§ **To do**
An exact reprint of the listing is required, with no pictures included.
____________________
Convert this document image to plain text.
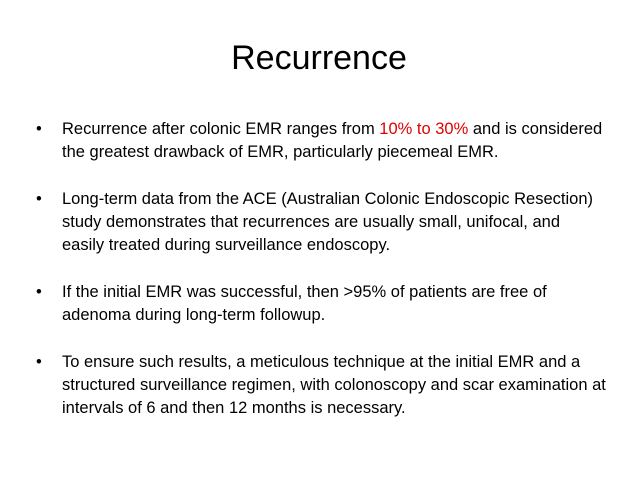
Recurrence
•	Recurrence after colonic EMR ranges from 10% to 30% and is considered the greatest drawback of EMR, particularly piecemeal EMR.
•	Long-term data from the ACE (Australian Colonic Endoscopic Resection) study demonstrates that recurrences are usually small, unifocal, and easily treated during surveillance endoscopy.
•	If the initial EMR was successful, then >95% of patients are free of adenoma during long-term followup.
•	To ensure such results, a meticulous technique at the initial EMR and a structured surveillance regimen, with colonoscopy and scar examination at intervals of 6 and then 12 months is necessary.
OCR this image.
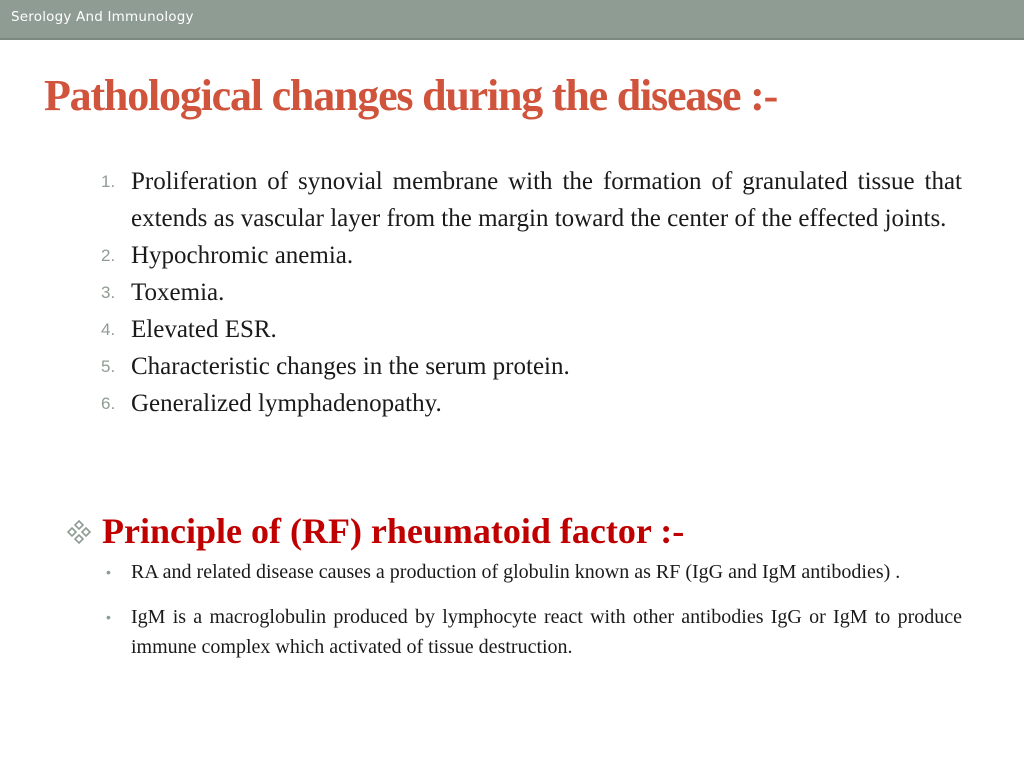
Serology And Immunology
Pathological changes during the disease :-
1. Proliferation of synovial membrane with the formation of granulated tissue that extends as vascular layer from the margin toward the center of the effected joints.
2. Hypochromic anemia.
3. Toxemia.
4. Elevated ESR.
5. Characteristic changes in the serum protein.
6. Generalized lymphadenopathy.
Principle of (RF) rheumatoid factor :-
• RA and related disease causes a production of globulin known as RF (IgG and IgM antibodies) .
• IgM is a macroglobulin produced by lymphocyte react with other antibodies IgG or IgM to produce immune complex which activated of tissue destruction.
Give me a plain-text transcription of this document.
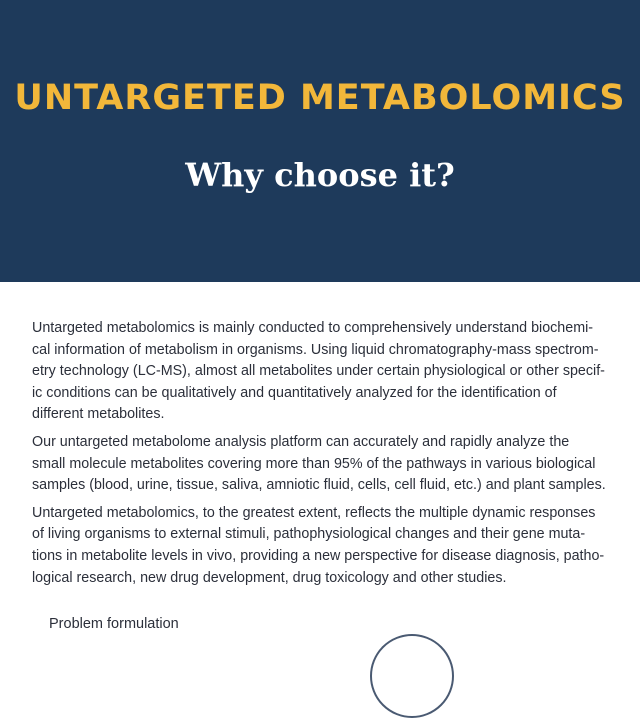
UNTARGETED METABOLOMICS
Why choose it?

Untargeted metabolomics is mainly conducted to comprehensively understand biochemi-
cal information of metabolism in organisms. Using liquid chromatography-mass spectrom-
etry technology (LC-MS), almost all metabolites under certain physiological or other specif-
ic conditions can be qualitatively and quantitatively analyzed for the identification of
different metabolites.

Our untargeted metabolome analysis platform can accurately and rapidly analyze the
small molecule metabolites covering more than 95% of the pathways in various biological
samples (blood, urine, tissue, saliva, amniotic fluid, cells, cell fluid, etc.) and plant samples.

Untargeted metabolomics, to the greatest extent, reflects the multiple dynamic responses
of living organisms to external stimuli, pathophysiological changes and their gene muta-
tions in metabolite levels in vivo, providing a new perspective for disease diagnosis, patho-
logical research, new drug development, drug toxicology and other studies.

Problem formulation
____________________
§ **Your solution**
Convert this document image to plain text.
Recurrence
•	Recurrence after colonic EMR ranges from 10% to 30% and is considered the greatest drawback of EMR, particularly piecemeal EMR.
•	Long-term data from the ACE (Australian Colonic Endoscopic Resection) study demonstrates that recurrences are usually small, unifocal, and easily treated during surveillance endoscopy.
•	If the initial EMR was successful, then >95% of patients are free of adenoma during long-term followup.
•	To ensure such results, a meticulous technique at the initial EMR and a structured surveillance regimen, with colonoscopy and scar examination at intervals of 6 and then 12 months is necessary.
OCR this image.
Serology And Immunology
Pathological changes during the disease :-
1. Proliferation of synovial membrane with the formation of granulated tissue that extends as vascular layer from the margin toward the center of the effected joints.
2. Hypochromic anemia.
3. Toxemia.
4. Elevated ESR.
5. Characteristic changes in the serum protein.
6. Generalized lymphadenopathy.
Principle of (RF) rheumatoid factor :-
• RA and related disease causes a production of globulin known as RF (IgG and IgM antibodies) .
• IgM is a macroglobulin produced by lymphocyte react with other antibodies IgG or IgM to produce immune complex which activated of tissue destruction.
Give me a plain-text transcription of this document.
UNTARGETED METABOLOMICS
Why choose it?

Untargeted metabolomics is mainly conducted to comprehensively understand biochemi-
cal information of metabolism in organisms. Using liquid chromatography-mass spectrom-
etry technology (LC-MS), almost all metabolites under certain physiological or other specif-
ic conditions can be qualitatively and quantitatively analyzed for the identification of
different metabolites.

Our untargeted metabolome analysis platform can accurately and rapidly analyze the
small molecule metabolites covering more than 95% of the pathways in various biological
samples (blood, urine, tissue, saliva, amniotic fluid, cells, cell fluid, etc.) and plant samples.

Untargeted metabolomics, to the greatest extent, reflects the multiple dynamic responses
of living organisms to external stimuli, pathophysiological changes and their gene muta-
tions in metabolite levels in vivo, providing a new perspective for disease diagnosis, patho-
logical research, new drug development, drug toxicology and other studies.

Problem formulation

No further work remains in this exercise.